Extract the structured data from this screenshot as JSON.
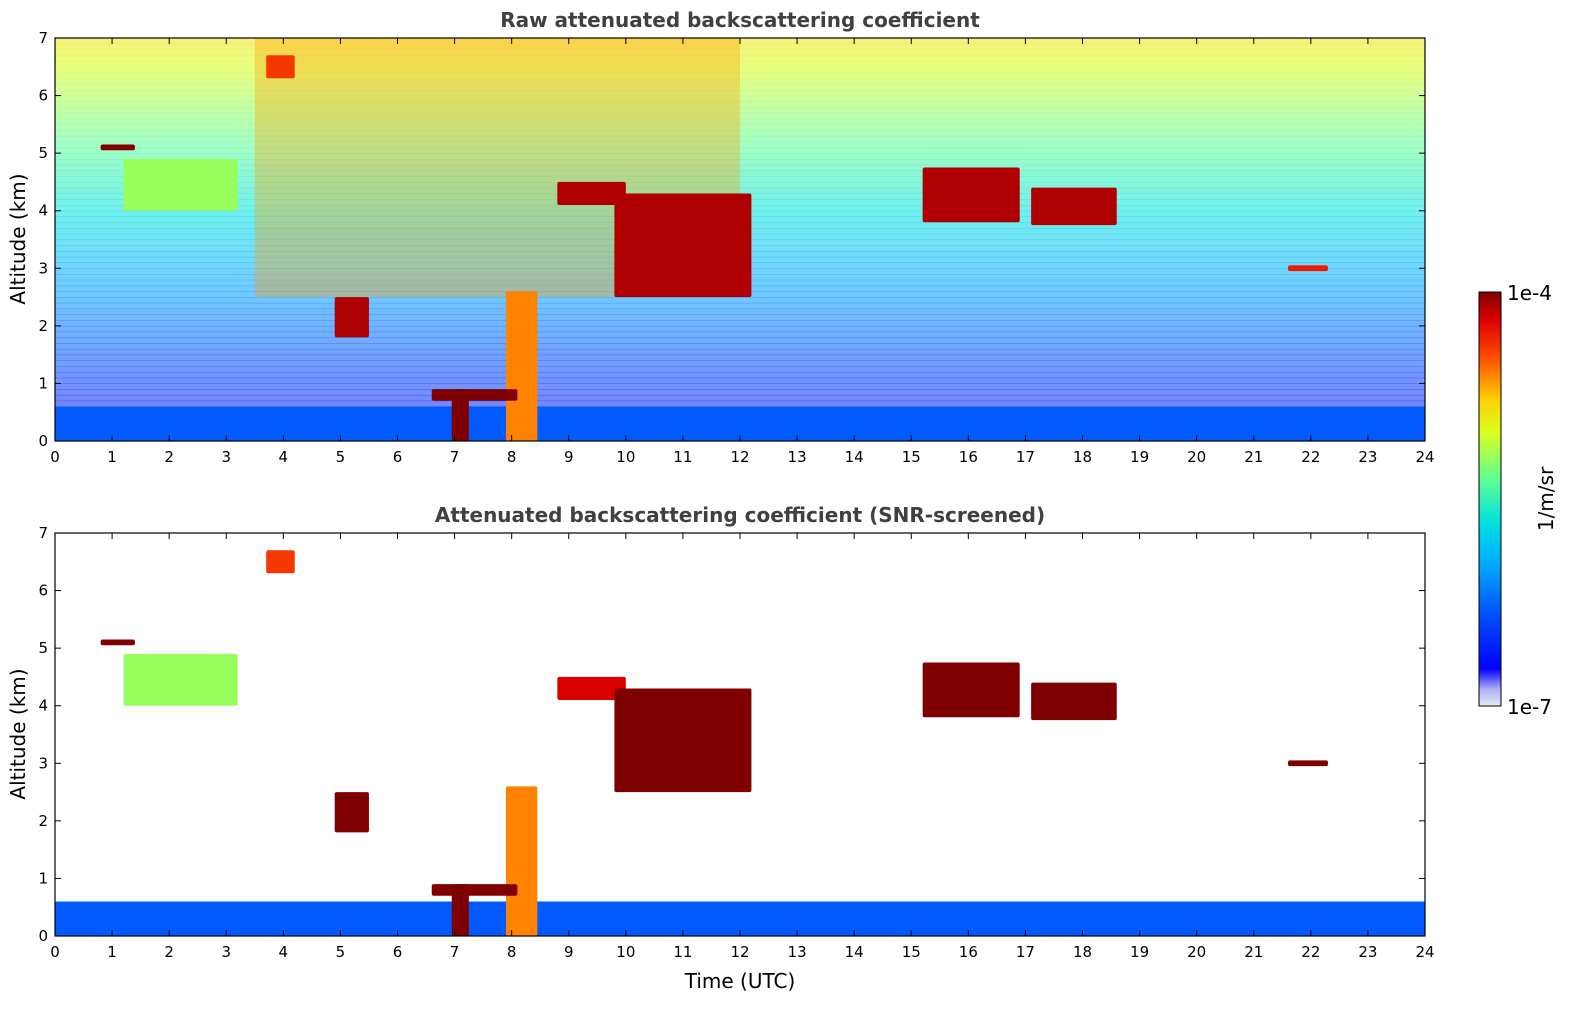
{
  "chart_data": [
    {
      "type": "heatmap",
      "title": "Raw attenuated backscattering coefficient",
      "xlabel": "",
      "ylabel": "Altitude (km)",
      "xlim": [
        0,
        24
      ],
      "ylim": [
        0,
        7
      ],
      "x_ticks": [
        "0",
        "1",
        "2",
        "3",
        "4",
        "5",
        "6",
        "7",
        "8",
        "9",
        "10",
        "11",
        "12",
        "13",
        "14",
        "15",
        "16",
        "17",
        "18",
        "19",
        "20",
        "21",
        "22",
        "23",
        "24"
      ],
      "y_ticks": [
        "0",
        "1",
        "2",
        "3",
        "4",
        "5",
        "6",
        "7"
      ],
      "colorbar": {
        "label": "1/m/sr",
        "scale": "log",
        "min_label": "1e-7",
        "max_label": "1e-4",
        "min": 1e-07,
        "max": 0.0001
      },
      "features": [
        {
          "desc": "boundary layer",
          "x": [
            0,
            24
          ],
          "alt_km": [
            0,
            0.6
          ],
          "log_beta": -6.3
        },
        {
          "desc": "rain shaft",
          "x": [
            6.95,
            7.25
          ],
          "alt_km": [
            0,
            0.9
          ],
          "log_beta": -4.0
        },
        {
          "desc": "rain shaft",
          "x": [
            7.9,
            8.45
          ],
          "alt_km": [
            0,
            2.6
          ],
          "log_beta": -4.6
        },
        {
          "desc": "low cloud",
          "x": [
            6.6,
            8.1
          ],
          "alt_km": [
            0.7,
            0.9
          ],
          "log_beta": -4.0
        },
        {
          "desc": "cloud",
          "x": [
            0.8,
            1.4
          ],
          "alt_km": [
            5.05,
            5.15
          ],
          "log_beta": -4.0
        },
        {
          "desc": "cloud",
          "x": [
            1.2,
            3.2
          ],
          "alt_km": [
            4.0,
            4.9
          ],
          "log_beta": -5.2
        },
        {
          "desc": "cloud",
          "x": [
            8.8,
            10.0
          ],
          "alt_km": [
            4.1,
            4.5
          ],
          "log_beta": -4.1
        },
        {
          "desc": "cloud",
          "x": [
            9.8,
            12.2
          ],
          "alt_km": [
            2.5,
            4.3
          ],
          "log_beta": -4.1
        },
        {
          "desc": "cloud",
          "x": [
            15.2,
            16.9
          ],
          "alt_km": [
            3.8,
            4.75
          ],
          "log_beta": -4.1
        },
        {
          "desc": "cloud",
          "x": [
            17.1,
            18.6
          ],
          "alt_km": [
            3.75,
            4.4
          ],
          "log_beta": -4.1
        },
        {
          "desc": "cloud",
          "x": [
            21.6,
            22.3
          ],
          "alt_km": [
            2.95,
            3.05
          ],
          "log_beta": -4.3
        },
        {
          "desc": "cloud",
          "x": [
            4.9,
            5.5
          ],
          "alt_km": [
            1.8,
            2.5
          ],
          "log_beta": -4.1
        },
        {
          "desc": "cloud",
          "x": [
            3.7,
            4.2
          ],
          "alt_km": [
            6.3,
            6.7
          ],
          "log_beta": -4.4
        }
      ]
    },
    {
      "type": "heatmap",
      "title": "Attenuated backscattering coefficient (SNR-screened)",
      "xlabel": "Time (UTC)",
      "ylabel": "Altitude (km)",
      "xlim": [
        0,
        24
      ],
      "ylim": [
        0,
        7
      ],
      "x_ticks": [
        "0",
        "1",
        "2",
        "3",
        "4",
        "5",
        "6",
        "7",
        "8",
        "9",
        "10",
        "11",
        "12",
        "13",
        "14",
        "15",
        "16",
        "17",
        "18",
        "19",
        "20",
        "21",
        "22",
        "23",
        "24"
      ],
      "y_ticks": [
        "0",
        "1",
        "2",
        "3",
        "4",
        "5",
        "6",
        "7"
      ],
      "colorbar": {
        "label": "1/m/sr",
        "scale": "log",
        "min_label": "1e-7",
        "max_label": "1e-4",
        "min": 1e-07,
        "max": 0.0001
      },
      "features": [
        {
          "desc": "boundary layer",
          "x": [
            0,
            24
          ],
          "alt_km": [
            0,
            0.6
          ],
          "log_beta": -6.3
        },
        {
          "desc": "rain shaft",
          "x": [
            6.95,
            7.25
          ],
          "alt_km": [
            0,
            0.9
          ],
          "log_beta": -4.0
        },
        {
          "desc": "rain shaft",
          "x": [
            7.9,
            8.45
          ],
          "alt_km": [
            0,
            2.6
          ],
          "log_beta": -4.6
        },
        {
          "desc": "low cloud",
          "x": [
            6.6,
            8.1
          ],
          "alt_km": [
            0.7,
            0.9
          ],
          "log_beta": -4.0
        },
        {
          "desc": "cloud",
          "x": [
            0.8,
            1.4
          ],
          "alt_km": [
            5.05,
            5.15
          ],
          "log_beta": -4.0
        },
        {
          "desc": "cloud",
          "x": [
            1.2,
            3.2
          ],
          "alt_km": [
            4.0,
            4.9
          ],
          "log_beta": -5.2
        },
        {
          "desc": "cloud",
          "x": [
            8.8,
            10.0
          ],
          "alt_km": [
            4.1,
            4.5
          ],
          "log_beta": -4.2
        },
        {
          "desc": "cloud",
          "x": [
            9.8,
            12.2
          ],
          "alt_km": [
            2.5,
            4.3
          ],
          "log_beta": -4.0
        },
        {
          "desc": "cloud",
          "x": [
            15.2,
            16.9
          ],
          "alt_km": [
            3.8,
            4.75
          ],
          "log_beta": -4.0
        },
        {
          "desc": "cloud",
          "x": [
            17.1,
            18.6
          ],
          "alt_km": [
            3.75,
            4.4
          ],
          "log_beta": -4.0
        },
        {
          "desc": "cloud",
          "x": [
            21.6,
            22.3
          ],
          "alt_km": [
            2.95,
            3.05
          ],
          "log_beta": -4.0
        },
        {
          "desc": "cloud",
          "x": [
            4.9,
            5.5
          ],
          "alt_km": [
            1.8,
            2.5
          ],
          "log_beta": -4.0
        },
        {
          "desc": "cloud",
          "x": [
            3.7,
            4.2
          ],
          "alt_km": [
            6.3,
            6.7
          ],
          "log_beta": -4.4
        }
      ]
    }
  ]
}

====================

### Problem details
Copy out the entries verbatim and leave the images out.

### Output for this task
Extract the structured data from this screenshot as JSON.
{
  "chart_data": [
    {
      "type": "heatmap",
      "title": "Raw attenuated backscattering coefficient",
      "xlabel": "",
      "ylabel": "Altitude (km)",
      "xlim": [
        0,
        24
      ],
      "ylim": [
        0,
        7
      ],
      "x_ticks": [
        "0",
        "1",
        "2",
        "3",
        "4",
        "5",
        "6",
        "7",
        "8",
        "9",
        "10",
        "11",
        "12",
        "13",
        "14",
        "15",
        "16",
        "17",
        "18",
        "19",
        "20",
        "21",
        "22",
        "23",
        "24"
      ],
      "y_ticks": [
        "0",
        "1",
        "2",
        "3",
        "4",
        "5",
        "6",
        "7"
      ],
      "colorbar": {
        "label": "1/m/sr",
        "scale": "log",
        "min_label": "1e-7",
        "max_label": "1e-4",
        "min": 1e-07,
        "max": 0.0001
      },
      "features": [
        {
          "desc": "boundary layer",
          "x": [
            0,
            24
          ],
          "alt_km": [
            0,
            0.6
          ],
          "log_beta": -6.3
        },
        {
          "desc": "rain shaft",
          "x": [
            6.95,
            7.25
          ],
          "alt_km": [
            0,
            0.9
          ],
          "log_beta": -4.0
        },
        {
          "desc": "rain shaft",
          "x": [
            7.9,
            8.45
          ],
          "alt_km": [
            0,
            2.6
          ],
          "log_beta": -4.6
        },
        {
          "desc": "low cloud",
          "x": [
            6.6,
            8.1
          ],
          "alt_km": [
            0.7,
            0.9
          ],
          "log_beta": -4.0
        },
        {
          "desc": "cloud",
          "x": [
            0.8,
            1.4
          ],
          "alt_km": [
            5.05,
            5.15
          ],
          "log_beta": -4.0
        },
        {
          "desc": "cloud",
          "x": [
            1.2,
            3.2
          ],
          "alt_km": [
            4.0,
            4.9
          ],
          "log_beta": -5.2
        },
        {
          "desc": "cloud",
          "x": [
            8.8,
            10.0
          ],
          "alt_km": [
            4.1,
            4.5
          ],
          "log_beta": -4.1
        },
        {
          "desc": "cloud",
          "x": [
            9.8,
            12.2
          ],
          "alt_km": [
            2.5,
            4.3
          ],
          "log_beta": -4.1
        },
        {
          "desc": "cloud",
          "x": [
            15.2,
            16.9
          ],
          "alt_km": [
            3.8,
            4.75
          ],
          "log_beta": -4.1
        },
        {
          "desc": "cloud",
          "x": [
            17.1,
            18.6
          ],
          "alt_km": [
            3.75,
            4.4
          ],
          "log_beta": -4.1
        },
        {
          "desc": "cloud",
          "x": [
            21.6,
            22.3
          ],
          "alt_km": [
            2.95,
            3.05
          ],
          "log_beta": -4.3
        },
        {
          "desc": "cloud",
          "x": [
            4.9,
            5.5
          ],
          "alt_km": [
            1.8,
            2.5
          ],
          "log_beta": -4.1
        },
        {
          "desc": "cloud",
          "x": [
            3.7,
            4.2
          ],
          "alt_km": [
            6.3,
            6.7
          ],
          "log_beta": -4.4
        }
      ]
    },
    {
      "type": "heatmap",
      "title": "Attenuated backscattering coefficient (SNR-screened)",
      "xlabel": "Time (UTC)",
      "ylabel": "Altitude (km)",
      "xlim": [
        0,
        24
      ],
      "ylim": [
        0,
        7
      ],
      "x_ticks": [
        "0",
        "1",
        "2",
        "3",
        "4",
        "5",
        "6",
        "7",
        "8",
        "9",
        "10",
        "11",
        "12",
        "13",
        "14",
        "15",
        "16",
        "17",
        "18",
        "19",
        "20",
        "21",
        "22",
        "23",
        "24"
      ],
      "y_ticks": [
        "0",
        "1",
        "2",
        "3",
        "4",
        "5",
        "6",
        "7"
      ],
      "colorbar": {
        "label": "1/m/sr",
        "scale": "log",
        "min_label": "1e-7",
        "max_label": "1e-4",
        "min": 1e-07,
        "max": 0.0001
      },
      "features": [
        {
          "desc": "boundary layer",
          "x": [
            0,
            24
          ],
          "alt_km": [
            0,
            0.6
          ],
          "log_beta": -6.3
        },
        {
          "desc": "rain shaft",
          "x": [
            6.95,
            7.25
          ],
          "alt_km": [
            0,
            0.9
          ],
          "log_beta": -4.0
        },
        {
          "desc": "rain shaft",
          "x": [
            7.9,
            8.45
          ],
          "alt_km": [
            0,
            2.6
          ],
          "log_beta": -4.6
        },
        {
          "desc": "low cloud",
          "x": [
            6.6,
            8.1
          ],
          "alt_km": [
            0.7,
            0.9
          ],
          "log_beta": -4.0
        },
        {
          "desc": "cloud",
          "x": [
            0.8,
            1.4
          ],
          "alt_km": [
            5.05,
            5.15
          ],
          "log_beta": -4.0
        },
        {
          "desc": "cloud",
          "x": [
            1.2,
            3.2
          ],
          "alt_km": [
            4.0,
            4.9
          ],
          "log_beta": -5.2
        },
        {
          "desc": "cloud",
          "x": [
            8.8,
            10.0
          ],
          "alt_km": [
            4.1,
            4.5
          ],
          "log_beta": -4.2
        },
        {
          "desc": "cloud",
          "x": [
            9.8,
            12.2
          ],
          "alt_km": [
            2.5,
            4.3
          ],
          "log_beta": -4.0
        },
        {
          "desc": "cloud",
          "x": [
            15.2,
            16.9
          ],
          "alt_km": [
            3.8,
            4.75
          ],
          "log_beta": -4.0
        },
        {
          "desc": "cloud",
          "x": [
            17.1,
            18.6
          ],
          "alt_km": [
            3.75,
            4.4
          ],
          "log_beta": -4.0
        },
        {
          "desc": "cloud",
          "x": [
            21.6,
            22.3
          ],
          "alt_km": [
            2.95,
            3.05
          ],
          "log_beta": -4.0
        },
        {
          "desc": "cloud",
          "x": [
            4.9,
            5.5
          ],
          "alt_km": [
            1.8,
            2.5
          ],
          "log_beta": -4.0
        },
        {
          "desc": "cloud",
          "x": [
            3.7,
            4.2
          ],
          "alt_km": [
            6.3,
            6.7
          ],
          "log_beta": -4.4
        }
      ]
    }
  ]
}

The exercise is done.